## Written instruction
Count lines with the string "name" in them. State the number alone.

## Records for the exercise
----------------------------------------

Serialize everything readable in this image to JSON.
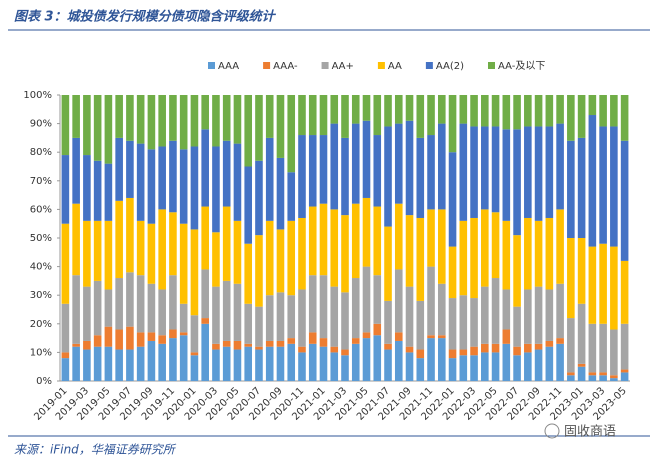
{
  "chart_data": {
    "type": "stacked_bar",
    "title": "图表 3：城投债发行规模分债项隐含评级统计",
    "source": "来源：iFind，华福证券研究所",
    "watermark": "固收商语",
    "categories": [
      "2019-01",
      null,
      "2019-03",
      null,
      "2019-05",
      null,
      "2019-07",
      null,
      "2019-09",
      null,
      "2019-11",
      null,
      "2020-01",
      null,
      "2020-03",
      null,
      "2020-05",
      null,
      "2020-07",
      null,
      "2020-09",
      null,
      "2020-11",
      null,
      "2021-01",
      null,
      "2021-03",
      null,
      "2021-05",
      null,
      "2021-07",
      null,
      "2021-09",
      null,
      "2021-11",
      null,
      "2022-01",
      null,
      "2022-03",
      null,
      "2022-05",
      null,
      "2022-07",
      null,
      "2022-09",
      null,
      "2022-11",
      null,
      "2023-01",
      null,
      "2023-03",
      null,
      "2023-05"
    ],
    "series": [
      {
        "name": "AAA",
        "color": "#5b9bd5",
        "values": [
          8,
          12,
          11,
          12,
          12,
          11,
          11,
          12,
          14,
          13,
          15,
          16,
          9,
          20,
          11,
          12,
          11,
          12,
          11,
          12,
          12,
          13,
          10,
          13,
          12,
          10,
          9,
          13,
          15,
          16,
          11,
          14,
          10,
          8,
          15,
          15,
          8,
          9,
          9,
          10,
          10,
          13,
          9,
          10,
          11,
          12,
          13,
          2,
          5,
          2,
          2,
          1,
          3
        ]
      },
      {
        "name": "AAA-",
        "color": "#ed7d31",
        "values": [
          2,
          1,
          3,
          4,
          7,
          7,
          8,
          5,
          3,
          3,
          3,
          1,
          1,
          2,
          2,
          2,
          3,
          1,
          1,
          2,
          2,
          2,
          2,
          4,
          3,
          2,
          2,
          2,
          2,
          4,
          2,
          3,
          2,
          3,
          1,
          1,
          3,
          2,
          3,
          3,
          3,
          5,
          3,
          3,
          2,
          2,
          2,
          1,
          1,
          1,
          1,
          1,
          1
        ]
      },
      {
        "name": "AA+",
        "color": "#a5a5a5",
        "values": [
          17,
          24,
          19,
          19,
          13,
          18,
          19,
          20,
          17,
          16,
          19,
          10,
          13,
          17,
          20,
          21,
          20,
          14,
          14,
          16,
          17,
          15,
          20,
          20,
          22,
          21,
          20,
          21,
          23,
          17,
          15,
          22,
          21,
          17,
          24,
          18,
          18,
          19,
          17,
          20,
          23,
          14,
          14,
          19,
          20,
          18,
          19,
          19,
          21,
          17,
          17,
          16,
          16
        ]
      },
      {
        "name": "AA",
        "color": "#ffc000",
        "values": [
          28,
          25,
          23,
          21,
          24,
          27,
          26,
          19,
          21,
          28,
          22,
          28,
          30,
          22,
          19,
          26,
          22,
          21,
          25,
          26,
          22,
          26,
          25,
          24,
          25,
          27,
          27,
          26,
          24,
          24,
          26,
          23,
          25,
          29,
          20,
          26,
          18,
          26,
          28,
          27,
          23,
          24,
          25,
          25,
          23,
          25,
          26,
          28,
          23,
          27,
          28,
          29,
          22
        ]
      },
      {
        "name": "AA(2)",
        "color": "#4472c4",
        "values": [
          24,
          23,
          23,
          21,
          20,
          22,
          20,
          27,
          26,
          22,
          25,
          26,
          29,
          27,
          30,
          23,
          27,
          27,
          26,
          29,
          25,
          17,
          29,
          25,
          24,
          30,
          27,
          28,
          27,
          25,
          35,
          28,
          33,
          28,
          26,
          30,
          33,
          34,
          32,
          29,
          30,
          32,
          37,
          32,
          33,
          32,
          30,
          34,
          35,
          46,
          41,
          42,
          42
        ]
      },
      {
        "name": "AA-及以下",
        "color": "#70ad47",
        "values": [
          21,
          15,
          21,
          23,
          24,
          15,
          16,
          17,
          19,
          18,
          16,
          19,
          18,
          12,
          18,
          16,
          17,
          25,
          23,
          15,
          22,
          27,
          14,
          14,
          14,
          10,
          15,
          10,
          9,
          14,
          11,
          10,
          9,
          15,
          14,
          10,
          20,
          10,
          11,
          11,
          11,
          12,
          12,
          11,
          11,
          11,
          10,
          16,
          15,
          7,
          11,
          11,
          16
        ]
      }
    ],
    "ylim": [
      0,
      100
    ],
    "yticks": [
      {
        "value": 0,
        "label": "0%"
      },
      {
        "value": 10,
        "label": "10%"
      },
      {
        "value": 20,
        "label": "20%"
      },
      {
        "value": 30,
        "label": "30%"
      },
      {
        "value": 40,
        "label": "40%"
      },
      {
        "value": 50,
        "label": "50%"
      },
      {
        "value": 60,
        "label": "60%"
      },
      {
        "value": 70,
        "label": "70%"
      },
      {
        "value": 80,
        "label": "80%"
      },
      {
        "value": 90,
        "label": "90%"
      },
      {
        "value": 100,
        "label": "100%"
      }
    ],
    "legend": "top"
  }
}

----------------------------------------

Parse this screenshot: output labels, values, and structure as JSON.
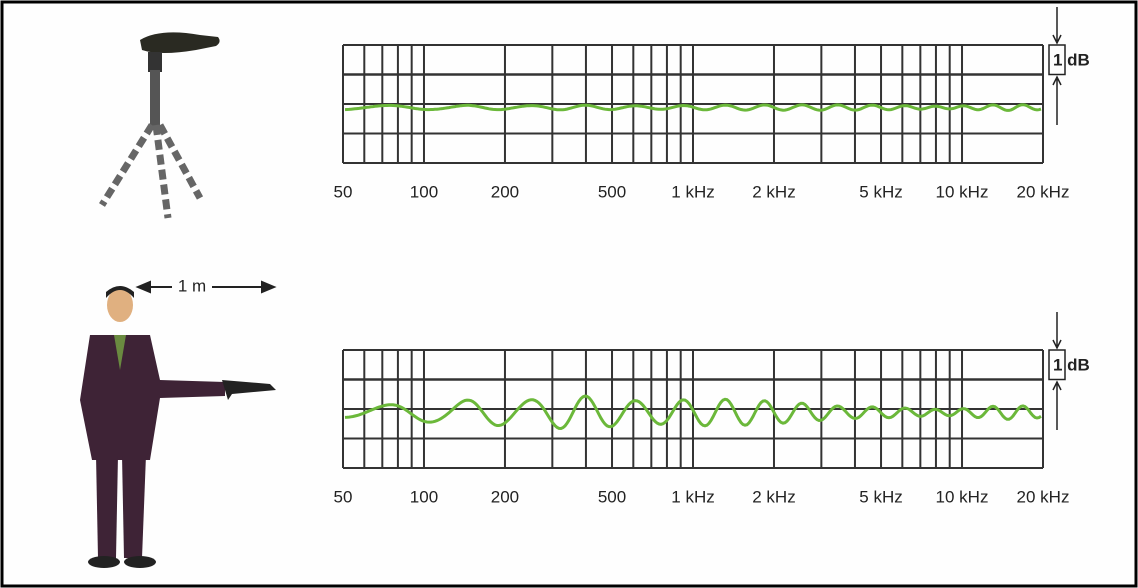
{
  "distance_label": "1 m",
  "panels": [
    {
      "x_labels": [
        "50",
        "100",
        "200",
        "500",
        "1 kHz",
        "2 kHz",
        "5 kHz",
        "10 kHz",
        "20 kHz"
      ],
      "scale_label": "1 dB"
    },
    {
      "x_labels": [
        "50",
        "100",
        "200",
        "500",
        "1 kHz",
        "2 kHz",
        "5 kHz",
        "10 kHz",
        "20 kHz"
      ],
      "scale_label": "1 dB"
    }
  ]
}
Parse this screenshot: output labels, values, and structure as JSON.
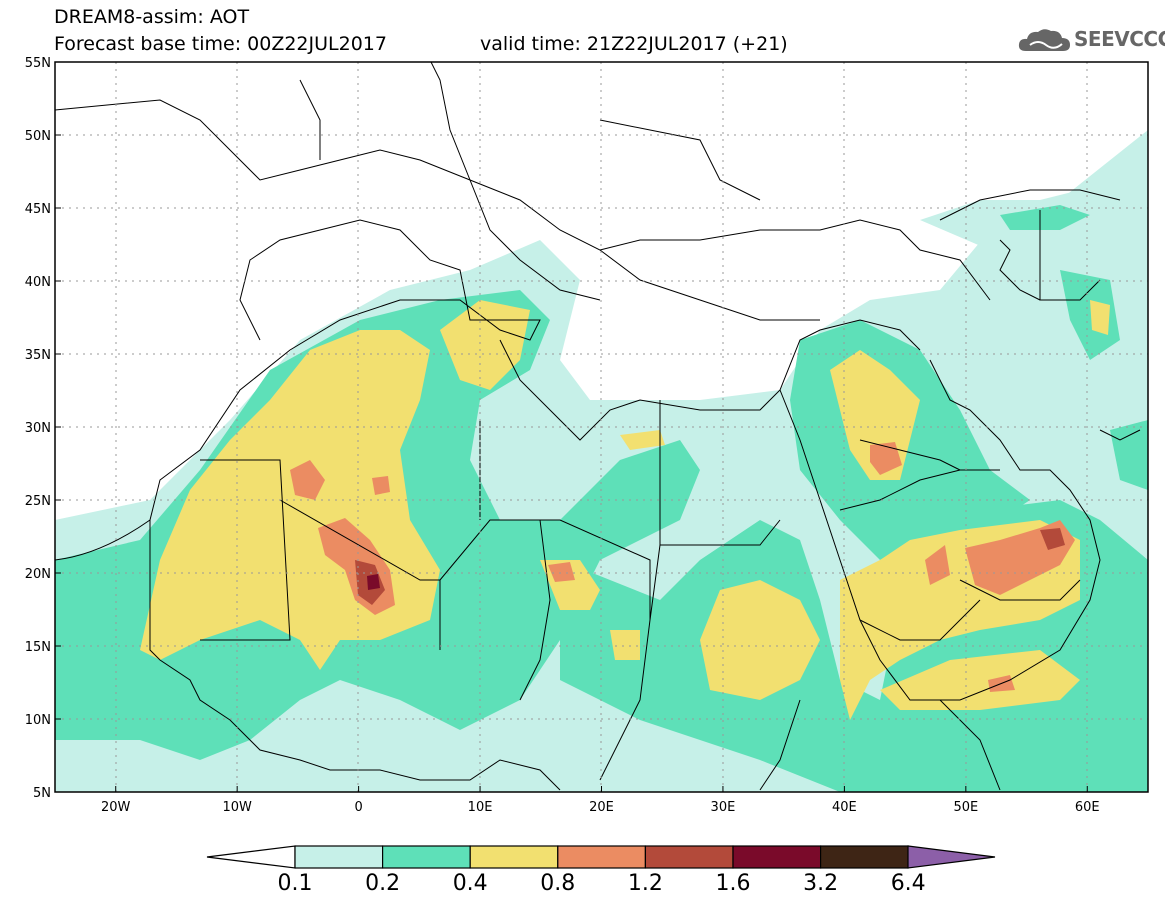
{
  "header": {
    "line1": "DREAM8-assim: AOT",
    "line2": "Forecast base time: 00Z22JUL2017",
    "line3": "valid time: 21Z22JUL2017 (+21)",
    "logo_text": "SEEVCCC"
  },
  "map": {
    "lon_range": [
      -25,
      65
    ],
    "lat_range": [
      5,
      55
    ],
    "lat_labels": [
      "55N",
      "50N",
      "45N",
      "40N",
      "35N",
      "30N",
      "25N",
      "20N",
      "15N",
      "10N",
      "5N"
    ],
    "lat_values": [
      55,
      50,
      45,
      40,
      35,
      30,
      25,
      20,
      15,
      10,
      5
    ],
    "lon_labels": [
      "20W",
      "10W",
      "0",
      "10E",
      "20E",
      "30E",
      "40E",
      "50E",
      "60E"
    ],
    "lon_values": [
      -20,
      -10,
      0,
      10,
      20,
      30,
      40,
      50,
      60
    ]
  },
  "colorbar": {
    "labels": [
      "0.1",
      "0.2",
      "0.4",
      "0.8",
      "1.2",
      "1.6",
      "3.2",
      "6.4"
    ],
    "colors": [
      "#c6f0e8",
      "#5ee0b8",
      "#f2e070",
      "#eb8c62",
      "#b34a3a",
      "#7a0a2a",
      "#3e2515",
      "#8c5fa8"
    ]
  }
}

----------------------------------------

## Exercise output
6